Excerpt from a dataset:
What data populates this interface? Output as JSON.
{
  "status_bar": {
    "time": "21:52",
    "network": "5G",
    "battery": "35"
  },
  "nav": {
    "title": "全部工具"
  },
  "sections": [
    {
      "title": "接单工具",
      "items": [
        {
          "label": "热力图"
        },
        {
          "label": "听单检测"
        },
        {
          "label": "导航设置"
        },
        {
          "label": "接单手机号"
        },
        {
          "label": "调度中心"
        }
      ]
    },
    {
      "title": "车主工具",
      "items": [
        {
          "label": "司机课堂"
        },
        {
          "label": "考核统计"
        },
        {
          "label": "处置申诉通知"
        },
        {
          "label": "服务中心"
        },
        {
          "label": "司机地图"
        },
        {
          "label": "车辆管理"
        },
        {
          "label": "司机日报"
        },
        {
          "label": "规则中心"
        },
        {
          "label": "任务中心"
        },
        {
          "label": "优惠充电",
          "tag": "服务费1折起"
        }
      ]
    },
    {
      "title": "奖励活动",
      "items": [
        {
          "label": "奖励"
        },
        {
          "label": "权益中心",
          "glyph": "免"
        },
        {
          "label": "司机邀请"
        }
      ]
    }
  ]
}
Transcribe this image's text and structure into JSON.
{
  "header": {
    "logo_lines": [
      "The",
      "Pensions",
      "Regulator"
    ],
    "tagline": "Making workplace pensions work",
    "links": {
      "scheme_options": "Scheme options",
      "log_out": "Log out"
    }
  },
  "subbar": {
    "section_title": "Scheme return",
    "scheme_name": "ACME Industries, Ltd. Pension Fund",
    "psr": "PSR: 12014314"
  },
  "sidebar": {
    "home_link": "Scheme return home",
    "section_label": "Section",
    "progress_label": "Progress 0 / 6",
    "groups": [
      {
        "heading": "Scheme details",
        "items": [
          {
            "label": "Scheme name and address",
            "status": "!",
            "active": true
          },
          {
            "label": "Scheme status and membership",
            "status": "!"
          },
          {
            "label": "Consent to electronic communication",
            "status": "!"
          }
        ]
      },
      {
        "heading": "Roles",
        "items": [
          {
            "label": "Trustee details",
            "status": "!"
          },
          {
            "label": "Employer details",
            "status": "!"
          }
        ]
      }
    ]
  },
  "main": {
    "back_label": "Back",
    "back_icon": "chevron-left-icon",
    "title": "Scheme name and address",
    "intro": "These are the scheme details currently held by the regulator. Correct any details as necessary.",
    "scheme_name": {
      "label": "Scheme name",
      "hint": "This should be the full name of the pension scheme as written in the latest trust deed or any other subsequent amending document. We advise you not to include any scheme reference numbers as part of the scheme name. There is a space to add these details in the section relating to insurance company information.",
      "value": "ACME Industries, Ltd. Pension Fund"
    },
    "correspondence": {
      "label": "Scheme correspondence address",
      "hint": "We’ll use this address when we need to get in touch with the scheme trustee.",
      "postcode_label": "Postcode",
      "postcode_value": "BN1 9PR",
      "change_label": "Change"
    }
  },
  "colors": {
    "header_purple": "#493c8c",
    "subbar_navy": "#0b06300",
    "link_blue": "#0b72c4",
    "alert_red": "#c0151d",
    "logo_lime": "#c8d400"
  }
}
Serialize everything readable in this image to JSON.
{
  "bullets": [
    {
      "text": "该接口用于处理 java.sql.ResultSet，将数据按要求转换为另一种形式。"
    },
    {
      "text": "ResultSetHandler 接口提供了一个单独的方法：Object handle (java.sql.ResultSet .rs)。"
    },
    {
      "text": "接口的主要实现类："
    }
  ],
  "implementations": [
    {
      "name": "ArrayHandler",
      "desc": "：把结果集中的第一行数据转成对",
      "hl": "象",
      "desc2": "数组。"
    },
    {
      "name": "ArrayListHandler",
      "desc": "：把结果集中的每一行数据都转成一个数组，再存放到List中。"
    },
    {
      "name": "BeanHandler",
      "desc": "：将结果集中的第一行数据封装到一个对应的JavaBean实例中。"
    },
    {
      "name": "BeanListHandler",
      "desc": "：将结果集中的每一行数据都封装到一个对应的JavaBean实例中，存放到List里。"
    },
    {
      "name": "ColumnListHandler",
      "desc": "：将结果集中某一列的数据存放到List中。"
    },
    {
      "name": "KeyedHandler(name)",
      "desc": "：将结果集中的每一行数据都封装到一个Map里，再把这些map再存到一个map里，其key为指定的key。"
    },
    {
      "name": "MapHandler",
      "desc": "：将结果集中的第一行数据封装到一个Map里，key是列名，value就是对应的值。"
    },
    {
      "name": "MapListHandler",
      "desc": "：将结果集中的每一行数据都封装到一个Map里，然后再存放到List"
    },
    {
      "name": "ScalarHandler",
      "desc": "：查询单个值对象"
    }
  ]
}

__Short task__
Each line above must be reproduced exactly as it stands.

__Reply to the exercise__
What data populates this interface? Output as JSON.
{
  "status_bar": {
    "time": "21:52",
    "network": "5G",
    "battery": "35"
  },
  "nav": {
    "title": "全部工具"
  },
  "sections": [
    {
      "title": "接单工具",
      "items": [
        {
          "label": "热力图"
        },
        {
          "label": "听单检测"
        },
        {
          "label": "导航设置"
        },
        {
          "label": "接单手机号"
        },
        {
          "label": "调度中心"
        }
      ]
    },
    {
      "title": "车主工具",
      "items": [
        {
          "label": "司机课堂"
        },
        {
          "label": "考核统计"
        },
        {
          "label": "处置申诉通知"
        },
        {
          "label": "服务中心"
        },
        {
          "label": "司机地图"
        },
        {
          "label": "车辆管理"
        },
        {
          "label": "司机日报"
        },
        {
          "label": "规则中心"
        },
        {
          "label": "任务中心"
        },
        {
          "label": "优惠充电",
          "tag": "服务费1折起"
        }
      ]
    },
    {
      "title": "奖励活动",
      "items": [
        {
          "label": "奖励"
        },
        {
          "label": "权益中心",
          "glyph": "免"
        },
        {
          "label": "司机邀请"
        }
      ]
    }
  ]
}
Transcribe this image's text and structure into JSON.
{
  "header": {
    "logo_lines": [
      "The",
      "Pensions",
      "Regulator"
    ],
    "tagline": "Making workplace pensions work",
    "links": {
      "scheme_options": "Scheme options",
      "log_out": "Log out"
    }
  },
  "subbar": {
    "section_title": "Scheme return",
    "scheme_name": "ACME Industries, Ltd. Pension Fund",
    "psr": "PSR: 12014314"
  },
  "sidebar": {
    "home_link": "Scheme return home",
    "section_label": "Section",
    "progress_label": "Progress 0 / 6",
    "groups": [
      {
        "heading": "Scheme details",
        "items": [
          {
            "label": "Scheme name and address",
            "status": "!",
            "active": true
          },
          {
            "label": "Scheme status and membership",
            "status": "!"
          },
          {
            "label": "Consent to electronic communication",
            "status": "!"
          }
        ]
      },
      {
        "heading": "Roles",
        "items": [
          {
            "label": "Trustee details",
            "status": "!"
          },
          {
            "label": "Employer details",
            "status": "!"
          }
        ]
      }
    ]
  },
  "main": {
    "back_label": "Back",
    "back_icon": "chevron-left-icon",
    "title": "Scheme name and address",
    "intro": "These are the scheme details currently held by the regulator. Correct any details as necessary.",
    "scheme_name": {
      "label": "Scheme name",
      "hint": "This should be the full name of the pension scheme as written in the latest trust deed or any other subsequent amending document. We advise you not to include any scheme reference numbers as part of the scheme name. There is a space to add these details in the section relating to insurance company information.",
      "value": "ACME Industries, Ltd. Pension Fund"
    },
    "correspondence": {
      "label": "Scheme correspondence address",
      "hint": "We’ll use this address when we need to get in touch with the scheme trustee.",
      "postcode_label": "Postcode",
      "postcode_value": "BN1 9PR",
      "change_label": "Change"
    }
  },
  "colors": {
    "header_purple": "#493c8c",
    "subbar_navy": "#0b06300",
    "link_blue": "#0b72c4",
    "alert_red": "#c0151d",
    "logo_lime": "#c8d400"
  }
}
Serialize everything readable in this image to JSON.
{
  "bullets": [
    {
      "text": "该接口用于处理 java.sql.ResultSet，将数据按要求转换为另一种形式。"
    },
    {
      "text": "ResultSetHandler 接口提供了一个单独的方法：Object handle (java.sql.ResultSet .rs)。"
    },
    {
      "text": "接口的主要实现类："
    }
  ],
  "implementations": [
    {
      "name": "ArrayHandler",
      "desc": "：把结果集中的第一行数据转成对",
      "hl": "象",
      "desc2": "数组。"
    },
    {
      "name": "ArrayListHandler",
      "desc": "：把结果集中的每一行数据都转成一个数组，再存放到List中。"
    },
    {
      "name": "BeanHandler",
      "desc": "：将结果集中的第一行数据封装到一个对应的JavaBean实例中。"
    },
    {
      "name": "BeanListHandler",
      "desc": "：将结果集中的每一行数据都封装到一个对应的JavaBean实例中，存放到List里。"
    },
    {
      "name": "ColumnListHandler",
      "desc": "：将结果集中某一列的数据存放到List中。"
    },
    {
      "name": "KeyedHandler(name)",
      "desc": "：将结果集中的每一行数据都封装到一个Map里，再把这些map再存到一个map里，其key为指定的key。"
    },
    {
      "name": "MapHandler",
      "desc": "：将结果集中的第一行数据封装到一个Map里，key是列名，value就是对应的值。"
    },
    {
      "name": "MapListHandler",
      "desc": "：将结果集中的每一行数据都封装到一个Map里，然后再存放到List"
    },
    {
      "name": "ScalarHandler",
      "desc": "：查询单个值对象"
    }
  ]
}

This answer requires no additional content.